:: EXERCISE INSTRUCTIONS ::
Output the full listing below exactly, without the pictures.

___

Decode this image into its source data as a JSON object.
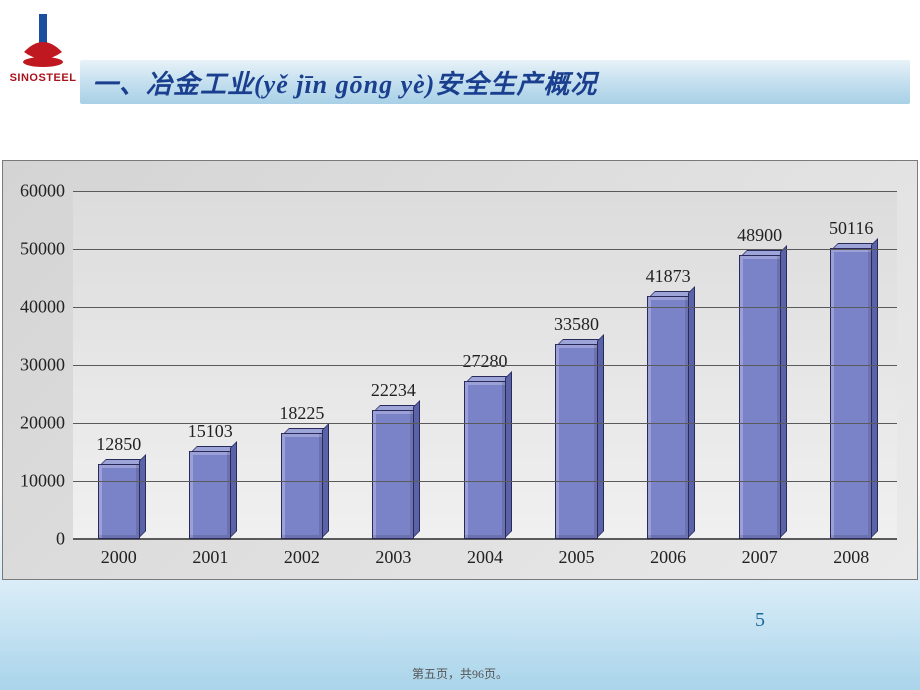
{
  "logo": {
    "text": "SINOSTEEL",
    "pillar_color": "#1a4fa0",
    "swoosh_color": "#c01820"
  },
  "title": "一、冶金工业(yě jīn gōng yè)安全生产概况",
  "chart": {
    "type": "bar",
    "categories": [
      "2000",
      "2001",
      "2002",
      "2003",
      "2004",
      "2005",
      "2006",
      "2007",
      "2008"
    ],
    "values": [
      12850,
      15103,
      18225,
      22234,
      27280,
      33580,
      41873,
      48900,
      50116
    ],
    "bar_color": "#7a82c8",
    "bar_top_color": "#9da4d8",
    "bar_side_color": "#5a62a8",
    "bar_border": "#2a2a5a",
    "ylim": [
      0,
      60000
    ],
    "ytick_step": 10000,
    "yticks": [
      0,
      10000,
      20000,
      30000,
      40000,
      50000,
      60000
    ],
    "grid_color": "#5a5a5a",
    "plot_bg_from": "#dcdcdc",
    "plot_bg_to": "#f0f0f0",
    "chart_bg_from": "#d4d4d4",
    "chart_bg_to": "#eaeaea",
    "label_fontsize": 18,
    "tick_fontsize": 18,
    "font_family": "Times New Roman",
    "bar_width_ratio": 0.46
  },
  "slide_number": "5",
  "footer": "第五页，共96页。"
}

___

:: RESULT FOR THIS EXERCISE ::
Decode this image into its source data as a JSON object.
{
  "logo": {
    "text": "SINOSTEEL",
    "pillar_color": "#1a4fa0",
    "swoosh_color": "#c01820"
  },
  "title": "一、冶金工业(yě jīn gōng yè)安全生产概况",
  "chart": {
    "type": "bar",
    "categories": [
      "2000",
      "2001",
      "2002",
      "2003",
      "2004",
      "2005",
      "2006",
      "2007",
      "2008"
    ],
    "values": [
      12850,
      15103,
      18225,
      22234,
      27280,
      33580,
      41873,
      48900,
      50116
    ],
    "bar_color": "#7a82c8",
    "bar_top_color": "#9da4d8",
    "bar_side_color": "#5a62a8",
    "bar_border": "#2a2a5a",
    "ylim": [
      0,
      60000
    ],
    "ytick_step": 10000,
    "yticks": [
      0,
      10000,
      20000,
      30000,
      40000,
      50000,
      60000
    ],
    "grid_color": "#5a5a5a",
    "plot_bg_from": "#dcdcdc",
    "plot_bg_to": "#f0f0f0",
    "chart_bg_from": "#d4d4d4",
    "chart_bg_to": "#eaeaea",
    "label_fontsize": 18,
    "tick_fontsize": 18,
    "font_family": "Times New Roman",
    "bar_width_ratio": 0.46
  },
  "slide_number": "5",
  "footer": "第五页，共96页。"
}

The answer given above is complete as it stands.